··· Data provided

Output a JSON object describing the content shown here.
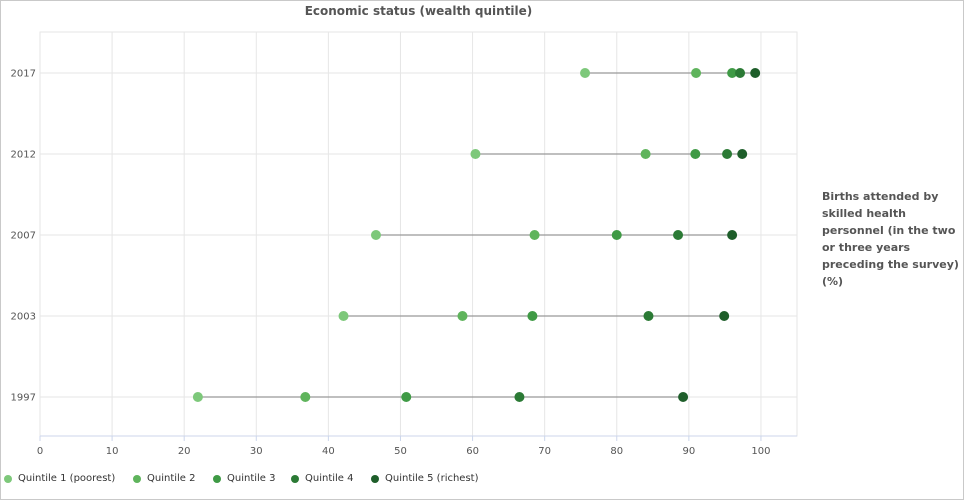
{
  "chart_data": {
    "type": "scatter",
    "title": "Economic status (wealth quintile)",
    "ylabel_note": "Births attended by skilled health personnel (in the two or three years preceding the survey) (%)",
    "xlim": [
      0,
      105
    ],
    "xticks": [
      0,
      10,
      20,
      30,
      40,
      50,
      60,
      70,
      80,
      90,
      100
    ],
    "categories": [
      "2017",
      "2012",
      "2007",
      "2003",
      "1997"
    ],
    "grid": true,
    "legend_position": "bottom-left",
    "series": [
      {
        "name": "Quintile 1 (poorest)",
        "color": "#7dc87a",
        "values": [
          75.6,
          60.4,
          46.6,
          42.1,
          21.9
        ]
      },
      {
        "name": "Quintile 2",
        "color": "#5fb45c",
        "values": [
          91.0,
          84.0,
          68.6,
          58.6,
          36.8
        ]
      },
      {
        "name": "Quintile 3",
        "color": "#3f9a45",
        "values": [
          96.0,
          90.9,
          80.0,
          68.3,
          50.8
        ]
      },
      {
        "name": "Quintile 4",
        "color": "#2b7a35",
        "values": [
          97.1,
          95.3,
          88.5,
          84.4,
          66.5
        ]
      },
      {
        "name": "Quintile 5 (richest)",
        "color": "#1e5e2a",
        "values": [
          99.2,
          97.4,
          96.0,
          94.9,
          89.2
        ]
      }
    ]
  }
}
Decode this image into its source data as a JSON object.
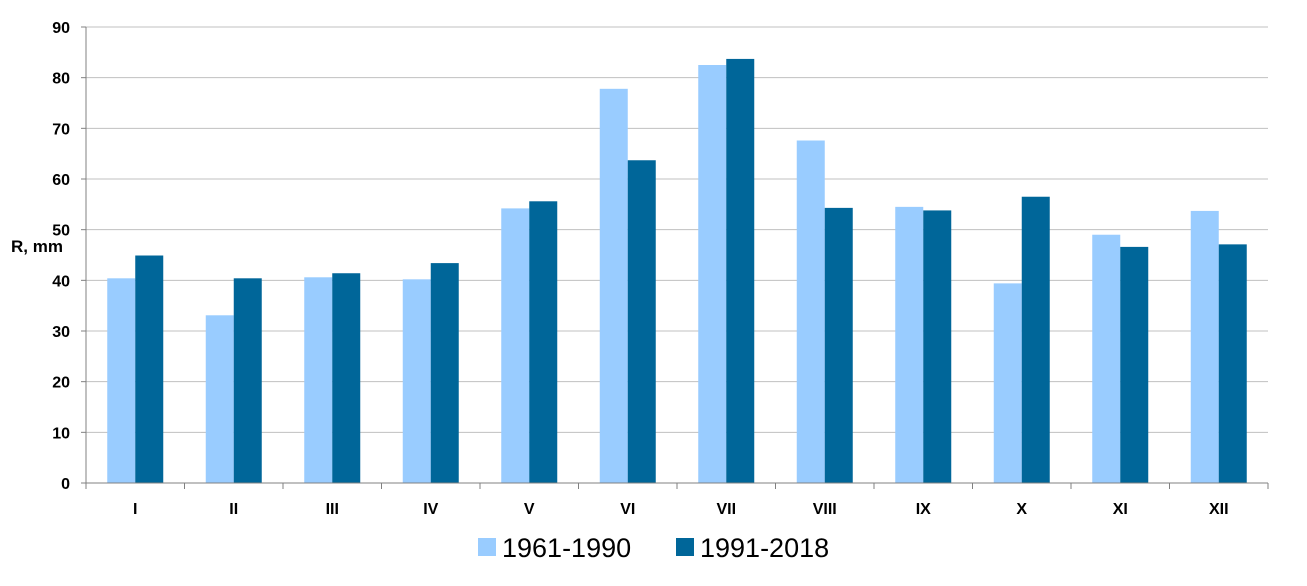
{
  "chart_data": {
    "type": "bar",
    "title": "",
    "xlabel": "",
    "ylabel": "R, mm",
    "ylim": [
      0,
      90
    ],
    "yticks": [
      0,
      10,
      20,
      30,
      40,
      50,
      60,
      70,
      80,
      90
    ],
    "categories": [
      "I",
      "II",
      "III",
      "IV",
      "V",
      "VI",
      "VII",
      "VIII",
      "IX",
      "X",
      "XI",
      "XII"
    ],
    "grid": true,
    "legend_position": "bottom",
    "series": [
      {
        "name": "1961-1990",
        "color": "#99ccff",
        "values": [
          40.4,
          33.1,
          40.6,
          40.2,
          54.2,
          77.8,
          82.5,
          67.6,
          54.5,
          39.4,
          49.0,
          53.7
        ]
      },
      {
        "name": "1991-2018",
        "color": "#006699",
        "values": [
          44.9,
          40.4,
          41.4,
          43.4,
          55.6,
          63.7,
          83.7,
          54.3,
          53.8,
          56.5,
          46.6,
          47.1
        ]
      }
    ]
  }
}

······

# Objective
Using the entries above, return each line that includes the word "color".

# Response below
        "color": "#7dc87a",
        "color": "#5fb45c",
        "color": "#3f9a45",
        "color": "#2b7a35",
        "color": "#1e5e2a",
        "color": "#99ccff",
        "color": "#006699",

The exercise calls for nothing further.